EXERCISE DETAILS: Read through the data and count the lines that contain the string "name"; give only the result.

::::::::

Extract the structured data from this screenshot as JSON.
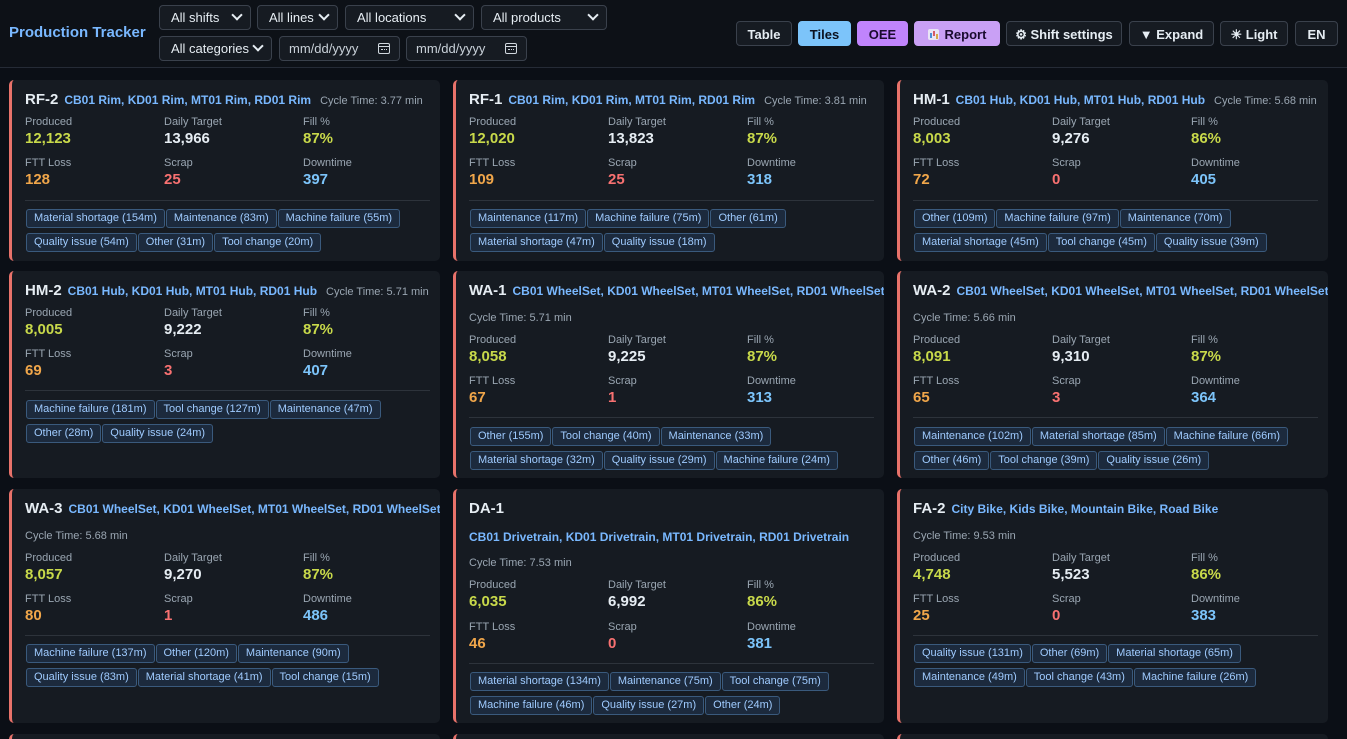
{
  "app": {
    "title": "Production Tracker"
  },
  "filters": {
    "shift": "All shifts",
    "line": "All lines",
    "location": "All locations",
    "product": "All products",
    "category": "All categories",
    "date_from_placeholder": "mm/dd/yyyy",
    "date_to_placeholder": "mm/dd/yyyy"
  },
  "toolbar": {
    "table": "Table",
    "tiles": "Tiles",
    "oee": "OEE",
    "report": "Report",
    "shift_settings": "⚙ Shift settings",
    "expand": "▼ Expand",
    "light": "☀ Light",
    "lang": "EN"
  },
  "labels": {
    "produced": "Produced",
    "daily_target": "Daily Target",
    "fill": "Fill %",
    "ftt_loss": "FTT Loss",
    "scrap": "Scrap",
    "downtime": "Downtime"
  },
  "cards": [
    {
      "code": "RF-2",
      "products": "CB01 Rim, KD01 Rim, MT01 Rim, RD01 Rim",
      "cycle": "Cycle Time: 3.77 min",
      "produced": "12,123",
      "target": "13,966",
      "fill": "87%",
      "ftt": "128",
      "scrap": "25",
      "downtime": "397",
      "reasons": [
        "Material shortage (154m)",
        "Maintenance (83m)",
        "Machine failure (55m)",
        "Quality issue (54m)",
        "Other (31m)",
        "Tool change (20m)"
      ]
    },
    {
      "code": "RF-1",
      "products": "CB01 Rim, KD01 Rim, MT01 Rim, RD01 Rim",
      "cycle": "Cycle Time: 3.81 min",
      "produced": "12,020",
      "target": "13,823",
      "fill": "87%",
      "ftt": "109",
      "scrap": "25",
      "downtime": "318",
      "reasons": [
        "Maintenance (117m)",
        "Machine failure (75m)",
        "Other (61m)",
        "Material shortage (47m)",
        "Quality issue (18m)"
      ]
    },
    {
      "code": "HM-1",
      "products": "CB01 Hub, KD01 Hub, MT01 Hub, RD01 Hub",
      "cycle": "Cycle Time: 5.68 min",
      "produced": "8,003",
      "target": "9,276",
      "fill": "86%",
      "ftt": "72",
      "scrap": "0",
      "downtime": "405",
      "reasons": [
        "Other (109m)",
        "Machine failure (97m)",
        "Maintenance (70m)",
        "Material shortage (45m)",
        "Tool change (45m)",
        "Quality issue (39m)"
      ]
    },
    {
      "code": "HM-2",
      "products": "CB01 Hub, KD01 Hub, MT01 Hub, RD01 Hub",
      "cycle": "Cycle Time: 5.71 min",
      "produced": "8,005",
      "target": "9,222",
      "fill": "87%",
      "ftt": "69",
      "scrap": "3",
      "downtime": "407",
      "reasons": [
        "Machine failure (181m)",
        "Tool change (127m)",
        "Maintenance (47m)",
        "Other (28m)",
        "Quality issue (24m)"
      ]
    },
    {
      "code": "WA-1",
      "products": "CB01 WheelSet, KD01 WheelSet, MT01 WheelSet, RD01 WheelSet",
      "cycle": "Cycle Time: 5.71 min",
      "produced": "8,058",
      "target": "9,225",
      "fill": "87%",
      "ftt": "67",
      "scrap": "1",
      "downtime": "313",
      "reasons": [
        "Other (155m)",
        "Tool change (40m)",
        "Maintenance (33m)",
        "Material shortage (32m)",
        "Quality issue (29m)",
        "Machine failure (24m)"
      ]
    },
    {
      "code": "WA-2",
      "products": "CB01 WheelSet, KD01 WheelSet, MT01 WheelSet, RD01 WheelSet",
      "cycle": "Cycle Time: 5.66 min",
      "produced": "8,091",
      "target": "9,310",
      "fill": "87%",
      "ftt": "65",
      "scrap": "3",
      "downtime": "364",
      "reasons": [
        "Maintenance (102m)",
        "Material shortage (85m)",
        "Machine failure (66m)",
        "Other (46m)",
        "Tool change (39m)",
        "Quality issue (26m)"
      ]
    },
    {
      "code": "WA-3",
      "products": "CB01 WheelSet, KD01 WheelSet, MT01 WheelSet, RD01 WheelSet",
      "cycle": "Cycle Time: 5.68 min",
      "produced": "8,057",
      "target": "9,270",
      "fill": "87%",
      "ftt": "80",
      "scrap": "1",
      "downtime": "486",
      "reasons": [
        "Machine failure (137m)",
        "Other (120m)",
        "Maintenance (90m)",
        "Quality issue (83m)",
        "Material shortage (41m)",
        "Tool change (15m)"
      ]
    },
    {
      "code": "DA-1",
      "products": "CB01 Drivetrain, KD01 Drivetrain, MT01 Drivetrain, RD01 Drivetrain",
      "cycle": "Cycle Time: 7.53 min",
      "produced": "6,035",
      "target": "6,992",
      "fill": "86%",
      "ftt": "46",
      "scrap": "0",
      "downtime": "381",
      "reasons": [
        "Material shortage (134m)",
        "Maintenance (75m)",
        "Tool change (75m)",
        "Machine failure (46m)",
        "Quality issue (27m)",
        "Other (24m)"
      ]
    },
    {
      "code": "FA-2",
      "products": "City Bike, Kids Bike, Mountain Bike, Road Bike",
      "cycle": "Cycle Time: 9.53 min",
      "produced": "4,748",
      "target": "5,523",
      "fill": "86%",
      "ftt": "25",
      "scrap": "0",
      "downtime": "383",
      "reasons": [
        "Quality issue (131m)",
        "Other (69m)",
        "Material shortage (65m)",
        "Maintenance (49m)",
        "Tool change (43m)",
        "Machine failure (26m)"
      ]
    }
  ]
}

::::::::

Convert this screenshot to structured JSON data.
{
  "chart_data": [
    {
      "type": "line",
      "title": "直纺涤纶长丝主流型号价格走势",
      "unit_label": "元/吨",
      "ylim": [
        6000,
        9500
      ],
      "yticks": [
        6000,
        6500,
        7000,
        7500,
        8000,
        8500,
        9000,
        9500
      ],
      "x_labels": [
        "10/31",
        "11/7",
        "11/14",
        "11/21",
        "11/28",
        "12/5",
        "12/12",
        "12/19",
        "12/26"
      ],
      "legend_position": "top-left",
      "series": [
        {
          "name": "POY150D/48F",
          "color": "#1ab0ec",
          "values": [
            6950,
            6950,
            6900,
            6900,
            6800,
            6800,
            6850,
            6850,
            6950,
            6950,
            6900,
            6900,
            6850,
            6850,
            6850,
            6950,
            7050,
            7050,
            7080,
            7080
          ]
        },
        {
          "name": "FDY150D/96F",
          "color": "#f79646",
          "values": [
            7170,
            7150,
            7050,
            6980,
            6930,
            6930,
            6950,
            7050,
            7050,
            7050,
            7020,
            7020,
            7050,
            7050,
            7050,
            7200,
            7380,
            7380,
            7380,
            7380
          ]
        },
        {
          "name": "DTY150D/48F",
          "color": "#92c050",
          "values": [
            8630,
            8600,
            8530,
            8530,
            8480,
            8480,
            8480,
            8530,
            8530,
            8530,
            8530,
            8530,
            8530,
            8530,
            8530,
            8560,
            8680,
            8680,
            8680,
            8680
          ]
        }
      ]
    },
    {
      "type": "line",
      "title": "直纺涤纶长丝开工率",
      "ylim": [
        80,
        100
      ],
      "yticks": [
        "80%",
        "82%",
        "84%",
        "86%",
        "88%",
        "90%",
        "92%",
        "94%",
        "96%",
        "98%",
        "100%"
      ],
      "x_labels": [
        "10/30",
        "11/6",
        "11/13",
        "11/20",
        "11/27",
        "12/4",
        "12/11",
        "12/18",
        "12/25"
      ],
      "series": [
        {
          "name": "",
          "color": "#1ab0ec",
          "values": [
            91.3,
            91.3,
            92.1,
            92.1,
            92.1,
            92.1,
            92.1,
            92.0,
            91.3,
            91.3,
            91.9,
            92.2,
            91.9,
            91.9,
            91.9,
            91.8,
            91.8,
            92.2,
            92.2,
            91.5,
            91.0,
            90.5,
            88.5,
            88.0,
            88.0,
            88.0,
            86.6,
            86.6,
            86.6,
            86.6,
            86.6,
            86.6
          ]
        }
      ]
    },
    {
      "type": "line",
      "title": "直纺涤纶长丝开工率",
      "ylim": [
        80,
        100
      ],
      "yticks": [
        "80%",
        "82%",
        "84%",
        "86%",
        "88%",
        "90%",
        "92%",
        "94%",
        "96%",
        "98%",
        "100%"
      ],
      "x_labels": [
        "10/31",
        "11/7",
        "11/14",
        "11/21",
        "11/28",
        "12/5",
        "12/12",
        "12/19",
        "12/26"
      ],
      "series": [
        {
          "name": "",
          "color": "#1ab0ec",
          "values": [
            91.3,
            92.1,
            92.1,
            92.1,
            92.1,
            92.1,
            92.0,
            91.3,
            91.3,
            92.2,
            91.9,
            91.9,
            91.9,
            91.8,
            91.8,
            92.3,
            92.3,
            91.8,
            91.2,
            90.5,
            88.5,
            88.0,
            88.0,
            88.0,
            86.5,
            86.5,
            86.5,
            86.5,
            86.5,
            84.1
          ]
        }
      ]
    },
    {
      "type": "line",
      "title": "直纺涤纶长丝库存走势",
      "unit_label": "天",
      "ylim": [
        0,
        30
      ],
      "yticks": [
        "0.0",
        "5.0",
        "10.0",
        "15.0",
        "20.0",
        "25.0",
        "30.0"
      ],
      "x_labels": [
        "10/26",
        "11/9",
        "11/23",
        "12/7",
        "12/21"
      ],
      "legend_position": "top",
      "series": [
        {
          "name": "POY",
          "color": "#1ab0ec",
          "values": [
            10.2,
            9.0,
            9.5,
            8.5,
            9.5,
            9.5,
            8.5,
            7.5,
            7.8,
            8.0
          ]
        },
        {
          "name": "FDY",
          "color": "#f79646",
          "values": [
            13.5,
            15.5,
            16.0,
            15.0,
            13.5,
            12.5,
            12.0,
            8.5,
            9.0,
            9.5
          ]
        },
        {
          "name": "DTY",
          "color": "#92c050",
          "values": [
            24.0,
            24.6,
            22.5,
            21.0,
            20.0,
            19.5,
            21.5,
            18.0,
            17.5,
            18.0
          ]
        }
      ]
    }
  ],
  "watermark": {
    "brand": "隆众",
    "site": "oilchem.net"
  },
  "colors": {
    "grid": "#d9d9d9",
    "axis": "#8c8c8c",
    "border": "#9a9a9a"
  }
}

::::::::

REPLY: 8